WHAT TO WORK ON:
What is needed is the run of lines from the one with "Read all visible content and emit it as JSON." through the close of the data, set down exactly.
━━━ RECORD LIST
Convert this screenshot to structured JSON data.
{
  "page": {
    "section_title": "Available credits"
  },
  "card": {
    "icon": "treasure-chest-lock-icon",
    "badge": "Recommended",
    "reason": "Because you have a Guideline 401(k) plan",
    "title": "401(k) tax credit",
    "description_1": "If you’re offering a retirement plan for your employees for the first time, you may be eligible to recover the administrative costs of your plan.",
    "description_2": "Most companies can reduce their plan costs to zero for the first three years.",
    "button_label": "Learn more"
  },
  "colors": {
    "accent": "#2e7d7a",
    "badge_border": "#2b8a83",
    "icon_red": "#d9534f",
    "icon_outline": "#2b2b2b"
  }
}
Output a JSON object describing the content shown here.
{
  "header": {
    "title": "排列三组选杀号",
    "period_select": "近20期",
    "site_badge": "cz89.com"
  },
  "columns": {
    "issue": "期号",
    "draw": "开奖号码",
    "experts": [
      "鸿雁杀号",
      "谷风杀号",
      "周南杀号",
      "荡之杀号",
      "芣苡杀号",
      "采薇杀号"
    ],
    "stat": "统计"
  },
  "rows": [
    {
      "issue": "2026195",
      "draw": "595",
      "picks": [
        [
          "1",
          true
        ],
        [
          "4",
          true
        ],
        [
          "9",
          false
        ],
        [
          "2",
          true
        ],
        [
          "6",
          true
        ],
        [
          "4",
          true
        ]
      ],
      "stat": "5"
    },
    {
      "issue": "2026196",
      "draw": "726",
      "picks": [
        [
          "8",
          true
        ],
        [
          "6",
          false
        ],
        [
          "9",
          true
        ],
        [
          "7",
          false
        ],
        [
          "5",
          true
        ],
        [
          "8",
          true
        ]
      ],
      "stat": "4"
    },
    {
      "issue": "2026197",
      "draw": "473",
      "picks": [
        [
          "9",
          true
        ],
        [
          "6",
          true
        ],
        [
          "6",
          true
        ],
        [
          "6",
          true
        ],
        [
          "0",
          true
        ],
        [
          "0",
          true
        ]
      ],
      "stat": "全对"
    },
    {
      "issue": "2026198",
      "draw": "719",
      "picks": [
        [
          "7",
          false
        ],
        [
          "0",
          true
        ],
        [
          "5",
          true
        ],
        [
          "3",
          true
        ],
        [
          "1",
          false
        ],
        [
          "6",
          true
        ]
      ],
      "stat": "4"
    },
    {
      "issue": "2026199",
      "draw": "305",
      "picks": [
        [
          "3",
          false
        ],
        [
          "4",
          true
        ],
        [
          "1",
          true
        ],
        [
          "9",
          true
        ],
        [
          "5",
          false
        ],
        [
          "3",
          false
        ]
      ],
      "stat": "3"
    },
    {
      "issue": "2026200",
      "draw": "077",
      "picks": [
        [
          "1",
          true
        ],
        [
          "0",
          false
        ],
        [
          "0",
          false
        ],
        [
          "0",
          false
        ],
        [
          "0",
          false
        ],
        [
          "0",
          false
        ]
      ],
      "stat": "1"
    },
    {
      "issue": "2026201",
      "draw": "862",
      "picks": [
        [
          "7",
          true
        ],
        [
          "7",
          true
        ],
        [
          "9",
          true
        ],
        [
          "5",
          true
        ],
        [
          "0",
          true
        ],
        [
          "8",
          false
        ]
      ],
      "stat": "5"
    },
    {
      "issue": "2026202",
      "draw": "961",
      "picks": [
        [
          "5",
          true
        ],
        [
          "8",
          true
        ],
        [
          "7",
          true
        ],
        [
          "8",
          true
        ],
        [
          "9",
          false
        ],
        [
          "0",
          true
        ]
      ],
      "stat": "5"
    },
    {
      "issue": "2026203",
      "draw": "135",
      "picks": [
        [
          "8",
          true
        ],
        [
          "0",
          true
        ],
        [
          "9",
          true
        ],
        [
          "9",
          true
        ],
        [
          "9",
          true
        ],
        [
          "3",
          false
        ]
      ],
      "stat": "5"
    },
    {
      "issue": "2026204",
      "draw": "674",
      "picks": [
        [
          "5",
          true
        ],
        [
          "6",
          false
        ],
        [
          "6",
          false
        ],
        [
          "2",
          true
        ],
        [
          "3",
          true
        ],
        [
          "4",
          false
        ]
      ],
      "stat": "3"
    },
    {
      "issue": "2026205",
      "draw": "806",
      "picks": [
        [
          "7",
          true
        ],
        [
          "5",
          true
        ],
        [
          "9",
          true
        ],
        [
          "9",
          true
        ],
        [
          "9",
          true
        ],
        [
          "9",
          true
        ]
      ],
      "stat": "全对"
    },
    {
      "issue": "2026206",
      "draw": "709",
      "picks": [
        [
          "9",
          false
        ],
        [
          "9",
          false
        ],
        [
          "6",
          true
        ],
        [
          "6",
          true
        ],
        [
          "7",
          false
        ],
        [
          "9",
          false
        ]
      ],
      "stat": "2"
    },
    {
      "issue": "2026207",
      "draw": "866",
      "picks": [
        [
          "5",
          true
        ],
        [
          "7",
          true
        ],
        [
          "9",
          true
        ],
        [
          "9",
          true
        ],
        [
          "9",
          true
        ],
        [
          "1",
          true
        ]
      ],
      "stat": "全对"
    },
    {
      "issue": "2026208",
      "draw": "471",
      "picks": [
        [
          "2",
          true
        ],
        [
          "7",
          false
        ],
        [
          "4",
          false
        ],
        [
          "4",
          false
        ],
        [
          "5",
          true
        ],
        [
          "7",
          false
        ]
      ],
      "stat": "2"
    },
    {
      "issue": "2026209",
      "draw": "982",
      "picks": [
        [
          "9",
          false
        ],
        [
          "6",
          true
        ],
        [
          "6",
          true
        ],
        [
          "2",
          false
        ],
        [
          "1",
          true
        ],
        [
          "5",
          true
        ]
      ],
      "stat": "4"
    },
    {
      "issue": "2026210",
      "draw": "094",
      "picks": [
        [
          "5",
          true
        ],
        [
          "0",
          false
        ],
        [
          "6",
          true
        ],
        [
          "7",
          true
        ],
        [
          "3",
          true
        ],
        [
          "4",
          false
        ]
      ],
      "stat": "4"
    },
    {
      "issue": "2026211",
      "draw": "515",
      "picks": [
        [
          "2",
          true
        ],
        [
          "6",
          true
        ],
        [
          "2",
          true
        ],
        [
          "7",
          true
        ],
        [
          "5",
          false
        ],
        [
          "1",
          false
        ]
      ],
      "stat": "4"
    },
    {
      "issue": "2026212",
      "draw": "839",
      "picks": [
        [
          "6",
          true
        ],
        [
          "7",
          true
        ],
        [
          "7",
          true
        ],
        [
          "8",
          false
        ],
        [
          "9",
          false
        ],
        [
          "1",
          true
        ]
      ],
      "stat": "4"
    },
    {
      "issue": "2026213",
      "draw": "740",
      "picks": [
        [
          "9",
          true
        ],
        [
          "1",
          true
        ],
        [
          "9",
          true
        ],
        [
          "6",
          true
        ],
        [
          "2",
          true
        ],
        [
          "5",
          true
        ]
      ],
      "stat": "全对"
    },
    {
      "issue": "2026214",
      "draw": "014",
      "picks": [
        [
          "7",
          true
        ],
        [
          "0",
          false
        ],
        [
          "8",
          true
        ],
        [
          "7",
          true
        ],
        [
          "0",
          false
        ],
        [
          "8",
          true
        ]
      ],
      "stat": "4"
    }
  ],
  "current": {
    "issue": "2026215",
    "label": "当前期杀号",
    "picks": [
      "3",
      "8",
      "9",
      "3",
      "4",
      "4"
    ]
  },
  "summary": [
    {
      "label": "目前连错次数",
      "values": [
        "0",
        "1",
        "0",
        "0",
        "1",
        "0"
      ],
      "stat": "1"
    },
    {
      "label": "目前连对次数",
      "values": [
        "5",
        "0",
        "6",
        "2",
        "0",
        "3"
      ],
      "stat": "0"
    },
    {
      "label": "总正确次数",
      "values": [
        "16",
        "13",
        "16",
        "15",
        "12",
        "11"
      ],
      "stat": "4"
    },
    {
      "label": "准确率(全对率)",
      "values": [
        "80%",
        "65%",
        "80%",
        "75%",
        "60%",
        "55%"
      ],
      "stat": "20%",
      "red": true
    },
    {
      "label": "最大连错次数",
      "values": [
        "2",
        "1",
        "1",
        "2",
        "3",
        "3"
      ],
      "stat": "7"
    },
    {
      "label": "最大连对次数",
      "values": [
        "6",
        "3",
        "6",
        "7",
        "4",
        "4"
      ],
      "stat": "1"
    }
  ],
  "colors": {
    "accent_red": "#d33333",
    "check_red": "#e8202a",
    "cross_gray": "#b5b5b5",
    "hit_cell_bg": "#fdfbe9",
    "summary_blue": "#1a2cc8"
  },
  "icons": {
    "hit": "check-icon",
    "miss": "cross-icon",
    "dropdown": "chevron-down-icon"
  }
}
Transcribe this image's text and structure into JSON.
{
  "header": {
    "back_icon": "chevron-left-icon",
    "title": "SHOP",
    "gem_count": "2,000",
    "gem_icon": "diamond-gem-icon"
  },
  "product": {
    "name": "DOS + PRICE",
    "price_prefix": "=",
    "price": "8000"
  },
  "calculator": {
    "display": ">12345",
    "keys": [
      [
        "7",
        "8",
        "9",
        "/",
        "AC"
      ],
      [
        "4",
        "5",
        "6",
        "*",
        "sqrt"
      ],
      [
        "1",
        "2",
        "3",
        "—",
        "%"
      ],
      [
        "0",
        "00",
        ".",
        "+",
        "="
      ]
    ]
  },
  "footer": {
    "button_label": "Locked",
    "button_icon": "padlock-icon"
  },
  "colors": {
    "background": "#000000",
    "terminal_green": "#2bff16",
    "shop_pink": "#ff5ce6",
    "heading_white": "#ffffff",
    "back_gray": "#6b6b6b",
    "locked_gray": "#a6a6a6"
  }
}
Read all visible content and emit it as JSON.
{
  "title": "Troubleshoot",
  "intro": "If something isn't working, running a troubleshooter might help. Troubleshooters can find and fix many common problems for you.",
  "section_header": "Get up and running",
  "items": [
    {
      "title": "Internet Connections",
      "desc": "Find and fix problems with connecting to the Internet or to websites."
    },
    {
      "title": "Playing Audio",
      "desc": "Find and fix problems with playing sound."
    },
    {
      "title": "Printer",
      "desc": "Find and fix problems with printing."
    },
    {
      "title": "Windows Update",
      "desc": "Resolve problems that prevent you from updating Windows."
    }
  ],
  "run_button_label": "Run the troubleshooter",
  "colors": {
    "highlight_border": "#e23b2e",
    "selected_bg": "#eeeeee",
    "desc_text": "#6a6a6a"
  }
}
━━━━━━
PROBLEM SOLUTION:
Read all visible content and emit it as JSON.
{
  "title": "Troubleshoot",
  "intro": "If something isn't working, running a troubleshooter might help. Troubleshooters can find and fix many common problems for you.",
  "section_header": "Get up and running",
  "items": [
    {
      "title": "Internet Connections",
      "desc": "Find and fix problems with connecting to the Internet or to websites."
    },
    {
      "title": "Playing Audio",
      "desc": "Find and fix problems with playing sound."
    },
    {
      "title": "Printer",
      "desc": "Find and fix problems with printing."
    },
    {
      "title": "Windows Update",
      "desc": "Resolve problems that prevent you from updating Windows."
    }
  ],
  "run_button_label": "Run the troubleshooter",
  "colors": {
    "highlight_border": "#e23b2e",
    "selected_bg": "#eeeeee",
    "desc_text": "#6a6a6a"
  }
}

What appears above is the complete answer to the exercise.